TAREA – Edita el fragmento del texto que empieza en "La grave lesión que" y termina en "que estaba bien.": escríbelo completo cambiando "hospital" por "centro médico".

TEXTO PROPORCIONADO –
El día que se conmovió La Finca de Pozuelo: La grave lesión de Fernando Torres asustó a su mujer

La grave lesión que sufrió el delantero del Atlético de Madrid en La Coruña alteró el pulso de muchos vecinos de La Finca de Pozuelo, ya que en esa colonia viven muchos futbolistas de élite pero sobre todo en la casa del propio Fernando, donde su mujer Olalla Domínguez se mostró muy preocupada, según cuenta ABC.
Fernando Torres sufrió una conmoción cerebral a causa de un choque frontal y pasó la noche en el hospital. En cuanto el delantero del Atlético de Madrid despertó, lo primero que hizo fue llamar a su mujer para decirle que estaba bien.
Olalla es una mujer tremendamente familiar, igual que Fernando. Viven en La Finca pero no hacen apenas vida social. A los dos les encanta llevar y recoger a los niños en el Colegio Americano, donde estudian.

ENTRADAS EXTRAÍDAS –
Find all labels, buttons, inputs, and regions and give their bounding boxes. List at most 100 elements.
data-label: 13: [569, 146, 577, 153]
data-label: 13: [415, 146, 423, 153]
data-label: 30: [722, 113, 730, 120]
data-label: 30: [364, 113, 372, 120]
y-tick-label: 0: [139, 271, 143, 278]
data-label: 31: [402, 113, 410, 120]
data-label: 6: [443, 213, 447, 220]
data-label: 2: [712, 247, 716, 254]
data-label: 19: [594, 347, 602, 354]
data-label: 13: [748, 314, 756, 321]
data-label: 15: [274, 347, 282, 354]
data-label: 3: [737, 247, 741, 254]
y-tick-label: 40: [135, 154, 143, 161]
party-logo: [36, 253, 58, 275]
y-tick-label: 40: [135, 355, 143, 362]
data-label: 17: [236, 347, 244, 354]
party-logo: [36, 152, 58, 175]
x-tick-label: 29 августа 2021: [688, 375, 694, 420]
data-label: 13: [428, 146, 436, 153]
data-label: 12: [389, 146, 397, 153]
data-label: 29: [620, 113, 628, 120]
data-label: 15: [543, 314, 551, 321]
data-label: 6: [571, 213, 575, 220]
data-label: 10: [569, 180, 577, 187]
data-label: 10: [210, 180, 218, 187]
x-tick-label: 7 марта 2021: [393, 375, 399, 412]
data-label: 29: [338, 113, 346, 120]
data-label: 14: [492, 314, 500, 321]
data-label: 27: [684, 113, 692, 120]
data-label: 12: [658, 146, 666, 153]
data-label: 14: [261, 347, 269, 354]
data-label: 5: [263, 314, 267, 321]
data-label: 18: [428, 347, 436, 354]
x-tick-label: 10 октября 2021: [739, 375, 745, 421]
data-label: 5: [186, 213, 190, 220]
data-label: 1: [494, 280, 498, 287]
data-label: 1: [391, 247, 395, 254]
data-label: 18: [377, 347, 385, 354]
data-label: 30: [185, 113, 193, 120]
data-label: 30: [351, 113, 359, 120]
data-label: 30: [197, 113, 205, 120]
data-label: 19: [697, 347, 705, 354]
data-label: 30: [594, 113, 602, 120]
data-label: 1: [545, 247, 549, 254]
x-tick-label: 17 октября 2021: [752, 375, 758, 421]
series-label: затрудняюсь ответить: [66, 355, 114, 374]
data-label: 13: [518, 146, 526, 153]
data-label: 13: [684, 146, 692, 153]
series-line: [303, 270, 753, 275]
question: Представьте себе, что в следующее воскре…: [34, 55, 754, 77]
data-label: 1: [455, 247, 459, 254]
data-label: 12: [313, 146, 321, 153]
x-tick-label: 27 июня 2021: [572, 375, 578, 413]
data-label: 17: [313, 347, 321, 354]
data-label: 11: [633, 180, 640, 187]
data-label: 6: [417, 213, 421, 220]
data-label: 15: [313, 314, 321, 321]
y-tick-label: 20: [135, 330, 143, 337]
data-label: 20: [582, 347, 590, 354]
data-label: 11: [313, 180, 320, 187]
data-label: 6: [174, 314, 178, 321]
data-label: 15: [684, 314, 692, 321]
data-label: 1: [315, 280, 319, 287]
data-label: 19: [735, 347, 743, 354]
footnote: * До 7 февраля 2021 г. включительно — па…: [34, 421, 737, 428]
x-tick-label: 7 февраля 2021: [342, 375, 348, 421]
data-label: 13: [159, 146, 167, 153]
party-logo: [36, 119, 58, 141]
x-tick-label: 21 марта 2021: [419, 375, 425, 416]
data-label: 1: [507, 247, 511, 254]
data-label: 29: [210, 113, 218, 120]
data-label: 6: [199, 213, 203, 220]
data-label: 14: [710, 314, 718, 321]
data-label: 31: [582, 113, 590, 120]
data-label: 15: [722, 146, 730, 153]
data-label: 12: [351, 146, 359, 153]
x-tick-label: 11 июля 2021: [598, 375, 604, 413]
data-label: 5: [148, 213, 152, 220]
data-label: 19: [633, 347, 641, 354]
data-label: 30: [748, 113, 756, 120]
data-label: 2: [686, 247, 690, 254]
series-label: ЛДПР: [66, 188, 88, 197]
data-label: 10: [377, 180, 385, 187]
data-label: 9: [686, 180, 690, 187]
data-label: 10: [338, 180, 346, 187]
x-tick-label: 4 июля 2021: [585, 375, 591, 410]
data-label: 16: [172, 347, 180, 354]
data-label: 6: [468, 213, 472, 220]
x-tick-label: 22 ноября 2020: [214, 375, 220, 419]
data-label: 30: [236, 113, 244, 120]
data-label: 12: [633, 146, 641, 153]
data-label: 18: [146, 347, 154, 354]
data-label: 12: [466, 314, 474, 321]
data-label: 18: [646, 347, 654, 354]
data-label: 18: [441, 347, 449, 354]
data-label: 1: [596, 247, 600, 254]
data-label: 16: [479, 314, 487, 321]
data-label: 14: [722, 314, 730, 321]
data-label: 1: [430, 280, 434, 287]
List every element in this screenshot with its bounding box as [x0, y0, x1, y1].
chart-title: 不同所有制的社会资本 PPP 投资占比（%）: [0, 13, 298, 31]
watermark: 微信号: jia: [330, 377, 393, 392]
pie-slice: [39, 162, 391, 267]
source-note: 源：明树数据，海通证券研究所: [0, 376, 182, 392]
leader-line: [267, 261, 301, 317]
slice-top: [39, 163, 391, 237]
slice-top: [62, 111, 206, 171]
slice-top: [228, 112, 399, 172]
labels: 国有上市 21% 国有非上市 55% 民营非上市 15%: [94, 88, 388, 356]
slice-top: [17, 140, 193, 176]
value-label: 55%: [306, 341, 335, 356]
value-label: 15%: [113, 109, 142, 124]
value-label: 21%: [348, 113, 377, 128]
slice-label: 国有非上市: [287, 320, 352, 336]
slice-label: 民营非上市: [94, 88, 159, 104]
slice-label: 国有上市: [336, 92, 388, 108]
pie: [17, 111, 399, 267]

RESPUESTA –
La grave lesión que sufrió el delantero del Atlético de Madrid en La Coruña alteró el pulso de muchos vecinos de La Finca de Pozuelo, ya que en esa colonia viven muchos futbolistas de élite pero sobre todo en la casa del propio Fernando, donde su mujer Olalla Domínguez se mostró muy preocupada, según cuenta ABC.
Fernando Torres sufrió una conmoción cerebral a causa de un choque frontal y pasó la noche en el centro médico. En cuanto el delantero del Atlético de Madrid despertó, lo primero que hizo fue llamar a su mujer para decirle que estaba bien.